Data entries:

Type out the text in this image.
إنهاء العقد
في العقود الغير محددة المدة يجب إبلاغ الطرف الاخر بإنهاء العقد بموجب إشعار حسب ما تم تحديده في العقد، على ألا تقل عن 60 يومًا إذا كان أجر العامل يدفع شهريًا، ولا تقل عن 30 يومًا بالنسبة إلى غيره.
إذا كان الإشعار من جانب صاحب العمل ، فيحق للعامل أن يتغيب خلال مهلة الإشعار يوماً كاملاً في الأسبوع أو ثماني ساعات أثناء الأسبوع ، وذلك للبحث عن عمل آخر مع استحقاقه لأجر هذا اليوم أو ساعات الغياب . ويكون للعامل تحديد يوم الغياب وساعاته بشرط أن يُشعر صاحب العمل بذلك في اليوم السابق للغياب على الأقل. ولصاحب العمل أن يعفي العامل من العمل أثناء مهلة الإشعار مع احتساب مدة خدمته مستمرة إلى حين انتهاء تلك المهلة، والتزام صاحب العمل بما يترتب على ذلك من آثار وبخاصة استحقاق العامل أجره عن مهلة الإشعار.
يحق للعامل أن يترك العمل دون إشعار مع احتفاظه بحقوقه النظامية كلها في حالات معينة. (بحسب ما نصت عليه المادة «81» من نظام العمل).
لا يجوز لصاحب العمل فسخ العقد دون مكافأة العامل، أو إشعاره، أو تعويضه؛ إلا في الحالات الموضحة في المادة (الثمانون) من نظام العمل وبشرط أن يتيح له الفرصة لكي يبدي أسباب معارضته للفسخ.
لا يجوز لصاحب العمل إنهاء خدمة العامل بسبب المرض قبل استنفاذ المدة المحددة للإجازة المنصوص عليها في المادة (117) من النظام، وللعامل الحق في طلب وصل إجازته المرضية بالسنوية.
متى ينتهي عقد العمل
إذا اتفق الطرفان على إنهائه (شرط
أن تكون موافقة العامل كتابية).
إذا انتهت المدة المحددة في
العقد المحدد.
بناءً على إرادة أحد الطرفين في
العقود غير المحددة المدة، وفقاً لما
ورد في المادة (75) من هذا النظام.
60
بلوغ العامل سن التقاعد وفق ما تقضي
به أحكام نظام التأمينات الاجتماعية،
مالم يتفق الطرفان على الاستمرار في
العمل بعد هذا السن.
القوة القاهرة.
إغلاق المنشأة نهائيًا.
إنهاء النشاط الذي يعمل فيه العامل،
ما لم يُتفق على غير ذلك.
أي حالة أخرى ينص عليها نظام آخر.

◆ Exercise directions ◆
Output the complete data exactly as written.

◆ Exercise solution ◆
Type out the text in this image.
إنهاء العقد
في العقود الغير محددة المدة يجب إبلاغ الطرف الاخر بإنهاء العقد بموجب إشعار حسب ما تم تحديده في العقد، على ألا تقل عن 60 يومًا إذا كان أجر العامل يدفع شهريًا، ولا تقل عن 30 يومًا بالنسبة إلى غيره.
إذا كان الإشعار من جانب صاحب العمل ، فيحق للعامل أن يتغيب خلال مهلة الإشعار يوماً كاملاً في الأسبوع أو ثماني ساعات أثناء الأسبوع ، وذلك للبحث عن عمل آخر مع استحقاقه لأجر هذا اليوم أو ساعات الغياب . ويكون للعامل تحديد يوم الغياب وساعاته بشرط أن يُشعر صاحب العمل بذلك في اليوم السابق للغياب على الأقل. ولصاحب العمل أن يعفي العامل من العمل أثناء مهلة الإشعار مع احتساب مدة خدمته مستمرة إلى حين انتهاء تلك المهلة، والتزام صاحب العمل بما يترتب على ذلك من آثار وبخاصة استحقاق العامل أجره عن مهلة الإشعار.
يحق للعامل أن يترك العمل دون إشعار مع احتفاظه بحقوقه النظامية كلها في حالات معينة. (بحسب ما نصت عليه المادة «81» من نظام العمل).
لا يجوز لصاحب العمل فسخ العقد دون مكافأة العامل، أو إشعاره، أو تعويضه؛ إلا في الحالات الموضحة في المادة (الثمانون) من نظام العمل وبشرط أن يتيح له الفرصة لكي يبدي أسباب معارضته للفسخ.
لا يجوز لصاحب العمل إنهاء خدمة العامل بسبب المرض قبل استنفاذ المدة المحددة للإجازة المنصوص عليها في المادة (117) من النظام، وللعامل الحق في طلب وصل إجازته المرضية بالسنوية.
متى ينتهي عقد العمل
إذا اتفق الطرفان على إنهائه (شرط
أن تكون موافقة العامل كتابية).
إذا انتهت المدة المحددة في
العقد المحدد.
بناءً على إرادة أحد الطرفين في
العقود غير المحددة المدة، وفقاً لما
ورد في المادة (75) من هذا النظام.
60
بلوغ العامل سن التقاعد وفق ما تقضي
به أحكام نظام التأمينات الاجتماعية،
مالم يتفق الطرفان على الاستمرار في
العمل بعد هذا السن.
القوة القاهرة.
إغلاق المنشأة نهائيًا.
إنهاء النشاط الذي يعمل فيه العامل،
ما لم يُتفق على غير ذلك.
أي حالة أخرى ينص عليها نظام آخر.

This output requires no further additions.